- [Exercise directions] Copy every entry exactly.

- [Entries shown]
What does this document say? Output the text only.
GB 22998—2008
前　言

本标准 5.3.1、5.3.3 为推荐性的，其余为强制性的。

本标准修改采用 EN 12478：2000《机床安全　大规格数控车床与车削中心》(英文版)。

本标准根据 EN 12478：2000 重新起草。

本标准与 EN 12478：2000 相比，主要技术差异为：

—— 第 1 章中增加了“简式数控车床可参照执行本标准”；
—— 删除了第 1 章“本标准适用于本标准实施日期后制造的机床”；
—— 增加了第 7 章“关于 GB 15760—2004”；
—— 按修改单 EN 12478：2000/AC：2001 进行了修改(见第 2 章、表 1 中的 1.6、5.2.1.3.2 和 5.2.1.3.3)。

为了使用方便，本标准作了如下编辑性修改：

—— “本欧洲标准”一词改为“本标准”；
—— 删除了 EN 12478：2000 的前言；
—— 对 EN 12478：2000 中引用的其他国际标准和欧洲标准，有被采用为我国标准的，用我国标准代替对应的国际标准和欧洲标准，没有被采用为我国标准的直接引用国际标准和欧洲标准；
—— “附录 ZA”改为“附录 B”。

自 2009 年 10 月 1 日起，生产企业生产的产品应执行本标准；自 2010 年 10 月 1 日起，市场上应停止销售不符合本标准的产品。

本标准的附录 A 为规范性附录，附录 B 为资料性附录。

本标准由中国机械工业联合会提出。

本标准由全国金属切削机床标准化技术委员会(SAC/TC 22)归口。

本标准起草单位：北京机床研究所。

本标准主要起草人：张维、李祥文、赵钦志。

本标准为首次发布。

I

- [Final result]
What does this document say? Output the text only.
GB 22998—2008
前　言

本标准 5.3.1、5.3.3 为推荐性的，其余为强制性的。

本标准修改采用 EN 12478：2000《机床安全　大规格数控车床与车削中心》(英文版)。

本标准根据 EN 12478：2000 重新起草。

本标准与 EN 12478：2000 相比，主要技术差异为：

—— 第 1 章中增加了“简式数控车床可参照执行本标准”；
—— 删除了第 1 章“本标准适用于本标准实施日期后制造的机床”；
—— 增加了第 7 章“关于 GB 15760—2004”；
—— 按修改单 EN 12478：2000/AC：2001 进行了修改(见第 2 章、表 1 中的 1.6、5.2.1.3.2 和 5.2.1.3.3)。

为了使用方便，本标准作了如下编辑性修改：

—— “本欧洲标准”一词改为“本标准”；
—— 删除了 EN 12478：2000 的前言；
—— 对 EN 12478：2000 中引用的其他国际标准和欧洲标准，有被采用为我国标准的，用我国标准代替对应的国际标准和欧洲标准，没有被采用为我国标准的直接引用国际标准和欧洲标准；
—— “附录 ZA”改为“附录 B”。

自 2009 年 10 月 1 日起，生产企业生产的产品应执行本标准；自 2010 年 10 月 1 日起，市场上应停止销售不符合本标准的产品。

本标准的附录 A 为规范性附录，附录 B 为资料性附录。

本标准由中国机械工业联合会提出。

本标准由全国金属切削机床标准化技术委员会(SAC/TC 22)归口。

本标准起草单位：北京机床研究所。

本标准主要起草人：张维、李祥文、赵钦志。

本标准为首次发布。

I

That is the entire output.